DIRECTIONS FOR THIS TASK:
Could you print the rows below unchanged, from the very first row through the one containing "proxy-ae-legend: proxy_AE bbox=[700, 95, 755, 109]"?

======== GIVEN DATA ========

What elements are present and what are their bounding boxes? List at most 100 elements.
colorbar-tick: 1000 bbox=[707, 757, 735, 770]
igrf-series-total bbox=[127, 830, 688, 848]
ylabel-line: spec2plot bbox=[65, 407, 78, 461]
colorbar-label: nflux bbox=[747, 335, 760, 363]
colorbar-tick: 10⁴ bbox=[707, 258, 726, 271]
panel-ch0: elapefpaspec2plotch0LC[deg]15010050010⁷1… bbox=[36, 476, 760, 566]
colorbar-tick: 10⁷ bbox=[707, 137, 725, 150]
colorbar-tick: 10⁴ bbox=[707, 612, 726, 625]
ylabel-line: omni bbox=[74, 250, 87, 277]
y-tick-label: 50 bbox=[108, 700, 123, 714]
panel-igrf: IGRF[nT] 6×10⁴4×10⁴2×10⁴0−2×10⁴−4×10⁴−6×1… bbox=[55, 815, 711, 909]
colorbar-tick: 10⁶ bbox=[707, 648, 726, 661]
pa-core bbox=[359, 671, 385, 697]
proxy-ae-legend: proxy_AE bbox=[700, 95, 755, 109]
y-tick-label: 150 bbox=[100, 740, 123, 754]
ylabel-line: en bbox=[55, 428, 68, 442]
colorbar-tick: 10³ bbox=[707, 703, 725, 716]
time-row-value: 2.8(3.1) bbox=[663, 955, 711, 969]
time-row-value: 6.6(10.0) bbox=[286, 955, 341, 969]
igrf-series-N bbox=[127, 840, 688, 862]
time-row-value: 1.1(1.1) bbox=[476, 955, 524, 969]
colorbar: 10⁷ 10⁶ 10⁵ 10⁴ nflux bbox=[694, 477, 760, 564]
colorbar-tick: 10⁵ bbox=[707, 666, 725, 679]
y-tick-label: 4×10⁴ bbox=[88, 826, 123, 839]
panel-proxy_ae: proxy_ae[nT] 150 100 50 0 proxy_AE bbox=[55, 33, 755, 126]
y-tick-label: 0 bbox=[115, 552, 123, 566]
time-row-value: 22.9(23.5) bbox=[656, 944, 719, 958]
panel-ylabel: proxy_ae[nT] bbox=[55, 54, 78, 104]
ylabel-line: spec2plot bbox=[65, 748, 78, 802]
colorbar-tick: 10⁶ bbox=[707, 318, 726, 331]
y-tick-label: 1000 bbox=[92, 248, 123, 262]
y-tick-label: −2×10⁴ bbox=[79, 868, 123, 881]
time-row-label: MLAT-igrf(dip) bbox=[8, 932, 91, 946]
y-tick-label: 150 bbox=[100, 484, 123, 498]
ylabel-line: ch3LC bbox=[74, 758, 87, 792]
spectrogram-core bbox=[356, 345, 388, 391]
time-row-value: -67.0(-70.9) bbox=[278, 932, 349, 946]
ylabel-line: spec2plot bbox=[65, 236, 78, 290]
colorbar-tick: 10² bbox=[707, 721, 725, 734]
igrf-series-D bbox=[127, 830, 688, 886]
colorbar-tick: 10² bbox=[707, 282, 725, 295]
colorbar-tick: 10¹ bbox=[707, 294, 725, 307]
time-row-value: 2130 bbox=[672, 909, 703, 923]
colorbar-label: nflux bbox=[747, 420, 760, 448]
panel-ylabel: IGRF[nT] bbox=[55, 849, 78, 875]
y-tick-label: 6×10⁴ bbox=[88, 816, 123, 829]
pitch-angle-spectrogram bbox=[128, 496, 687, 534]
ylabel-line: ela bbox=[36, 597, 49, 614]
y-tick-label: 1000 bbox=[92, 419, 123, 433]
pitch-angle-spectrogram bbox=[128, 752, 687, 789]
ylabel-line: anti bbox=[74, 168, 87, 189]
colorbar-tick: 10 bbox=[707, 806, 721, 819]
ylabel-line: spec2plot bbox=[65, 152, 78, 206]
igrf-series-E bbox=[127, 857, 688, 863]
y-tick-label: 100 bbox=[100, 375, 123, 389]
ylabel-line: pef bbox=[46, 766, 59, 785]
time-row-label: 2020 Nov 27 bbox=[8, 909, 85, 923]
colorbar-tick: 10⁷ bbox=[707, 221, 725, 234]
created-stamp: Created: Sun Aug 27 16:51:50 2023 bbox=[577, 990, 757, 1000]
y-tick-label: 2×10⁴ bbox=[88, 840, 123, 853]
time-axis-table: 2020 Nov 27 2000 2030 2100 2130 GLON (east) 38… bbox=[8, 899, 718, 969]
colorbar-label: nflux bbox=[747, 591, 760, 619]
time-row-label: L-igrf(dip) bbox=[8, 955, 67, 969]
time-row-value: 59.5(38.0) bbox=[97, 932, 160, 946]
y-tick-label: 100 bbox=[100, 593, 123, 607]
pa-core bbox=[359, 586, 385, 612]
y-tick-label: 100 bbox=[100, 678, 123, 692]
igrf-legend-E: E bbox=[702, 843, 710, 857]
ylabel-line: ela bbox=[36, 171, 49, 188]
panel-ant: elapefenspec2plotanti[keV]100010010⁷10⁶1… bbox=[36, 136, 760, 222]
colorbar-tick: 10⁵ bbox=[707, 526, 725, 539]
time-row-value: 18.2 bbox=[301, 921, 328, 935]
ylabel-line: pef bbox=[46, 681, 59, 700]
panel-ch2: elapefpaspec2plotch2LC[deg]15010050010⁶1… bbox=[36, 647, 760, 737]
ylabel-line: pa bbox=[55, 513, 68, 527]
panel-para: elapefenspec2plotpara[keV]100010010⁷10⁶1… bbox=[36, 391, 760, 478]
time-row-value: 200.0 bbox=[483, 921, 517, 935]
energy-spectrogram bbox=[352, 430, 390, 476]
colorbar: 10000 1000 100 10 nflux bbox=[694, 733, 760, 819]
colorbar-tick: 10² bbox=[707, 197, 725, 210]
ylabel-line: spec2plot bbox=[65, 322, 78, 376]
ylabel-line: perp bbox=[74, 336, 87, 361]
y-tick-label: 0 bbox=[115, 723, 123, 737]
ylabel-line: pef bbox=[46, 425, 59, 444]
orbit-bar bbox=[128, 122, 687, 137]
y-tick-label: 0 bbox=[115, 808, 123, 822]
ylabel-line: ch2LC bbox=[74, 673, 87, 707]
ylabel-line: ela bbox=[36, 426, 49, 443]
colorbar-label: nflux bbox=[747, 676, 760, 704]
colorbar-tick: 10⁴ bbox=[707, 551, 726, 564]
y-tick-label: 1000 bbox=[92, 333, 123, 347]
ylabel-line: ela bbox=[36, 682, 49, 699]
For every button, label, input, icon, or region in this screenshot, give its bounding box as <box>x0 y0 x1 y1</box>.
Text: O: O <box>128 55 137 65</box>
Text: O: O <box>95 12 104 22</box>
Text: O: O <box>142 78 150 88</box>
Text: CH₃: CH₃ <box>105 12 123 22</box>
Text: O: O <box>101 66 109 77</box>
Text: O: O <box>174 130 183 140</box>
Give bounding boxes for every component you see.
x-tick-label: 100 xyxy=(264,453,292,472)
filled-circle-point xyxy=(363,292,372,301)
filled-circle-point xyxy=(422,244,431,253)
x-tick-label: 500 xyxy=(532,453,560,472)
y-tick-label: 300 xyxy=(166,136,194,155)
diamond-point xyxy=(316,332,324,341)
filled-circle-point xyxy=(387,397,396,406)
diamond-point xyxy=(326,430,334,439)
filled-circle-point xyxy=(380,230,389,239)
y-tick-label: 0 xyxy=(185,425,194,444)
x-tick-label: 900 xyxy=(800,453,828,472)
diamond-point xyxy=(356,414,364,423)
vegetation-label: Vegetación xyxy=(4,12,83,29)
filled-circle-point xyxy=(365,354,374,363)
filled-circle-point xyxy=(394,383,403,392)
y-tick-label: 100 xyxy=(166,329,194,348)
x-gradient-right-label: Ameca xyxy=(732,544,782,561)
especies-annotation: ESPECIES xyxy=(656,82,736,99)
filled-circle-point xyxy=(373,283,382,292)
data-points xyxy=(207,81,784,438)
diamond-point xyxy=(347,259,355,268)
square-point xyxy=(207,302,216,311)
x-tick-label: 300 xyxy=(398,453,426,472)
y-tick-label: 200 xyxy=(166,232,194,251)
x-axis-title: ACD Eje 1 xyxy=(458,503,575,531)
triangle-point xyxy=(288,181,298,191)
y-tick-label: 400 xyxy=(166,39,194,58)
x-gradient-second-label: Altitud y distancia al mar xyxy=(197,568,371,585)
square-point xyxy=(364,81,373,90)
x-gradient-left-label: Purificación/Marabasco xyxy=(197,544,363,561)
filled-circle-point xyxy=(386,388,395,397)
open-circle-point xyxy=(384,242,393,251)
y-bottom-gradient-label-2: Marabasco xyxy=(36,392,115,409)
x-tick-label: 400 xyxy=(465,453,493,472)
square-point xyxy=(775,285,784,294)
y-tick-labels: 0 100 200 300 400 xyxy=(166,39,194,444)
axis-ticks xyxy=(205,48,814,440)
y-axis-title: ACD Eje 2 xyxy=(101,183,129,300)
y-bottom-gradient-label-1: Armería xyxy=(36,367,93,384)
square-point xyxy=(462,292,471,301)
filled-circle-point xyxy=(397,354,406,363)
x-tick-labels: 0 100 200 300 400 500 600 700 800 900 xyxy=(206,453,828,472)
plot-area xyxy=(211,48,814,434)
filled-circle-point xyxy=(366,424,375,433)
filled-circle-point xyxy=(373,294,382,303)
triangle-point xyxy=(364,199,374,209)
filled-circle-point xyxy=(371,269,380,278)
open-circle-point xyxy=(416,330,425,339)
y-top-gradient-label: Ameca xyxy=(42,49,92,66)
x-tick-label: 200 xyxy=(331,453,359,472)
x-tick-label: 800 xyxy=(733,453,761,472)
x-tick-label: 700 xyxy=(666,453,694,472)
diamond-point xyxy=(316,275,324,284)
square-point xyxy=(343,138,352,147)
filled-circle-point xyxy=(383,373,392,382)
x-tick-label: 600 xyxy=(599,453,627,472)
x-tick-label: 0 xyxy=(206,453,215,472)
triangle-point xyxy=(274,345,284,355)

========

OUTPUT OF THE EXERCISE:
What elements are present and what are their bounding boxes? List at most 100 elements.
colorbar-tick: 1000 bbox=[707, 757, 735, 770]
igrf-series-total bbox=[127, 830, 688, 848]
ylabel-line: spec2plot bbox=[65, 407, 78, 461]
colorbar-label: nflux bbox=[747, 335, 760, 363]
colorbar-tick: 10⁴ bbox=[707, 258, 726, 271]
panel-ch0: elapefpaspec2plotch0LC[deg]15010050010⁷1… bbox=[36, 476, 760, 566]
colorbar-tick: 10⁷ bbox=[707, 137, 725, 150]
colorbar-tick: 10⁴ bbox=[707, 612, 726, 625]
ylabel-line: omni bbox=[74, 250, 87, 277]
y-tick-label: 50 bbox=[108, 700, 123, 714]
panel-igrf: IGRF[nT] 6×10⁴4×10⁴2×10⁴0−2×10⁴−4×10⁴−6×1… bbox=[55, 815, 711, 909]
colorbar-tick: 10⁶ bbox=[707, 648, 726, 661]
pa-core bbox=[359, 671, 385, 697]
proxy-ae-legend: proxy_AE bbox=[700, 95, 755, 109]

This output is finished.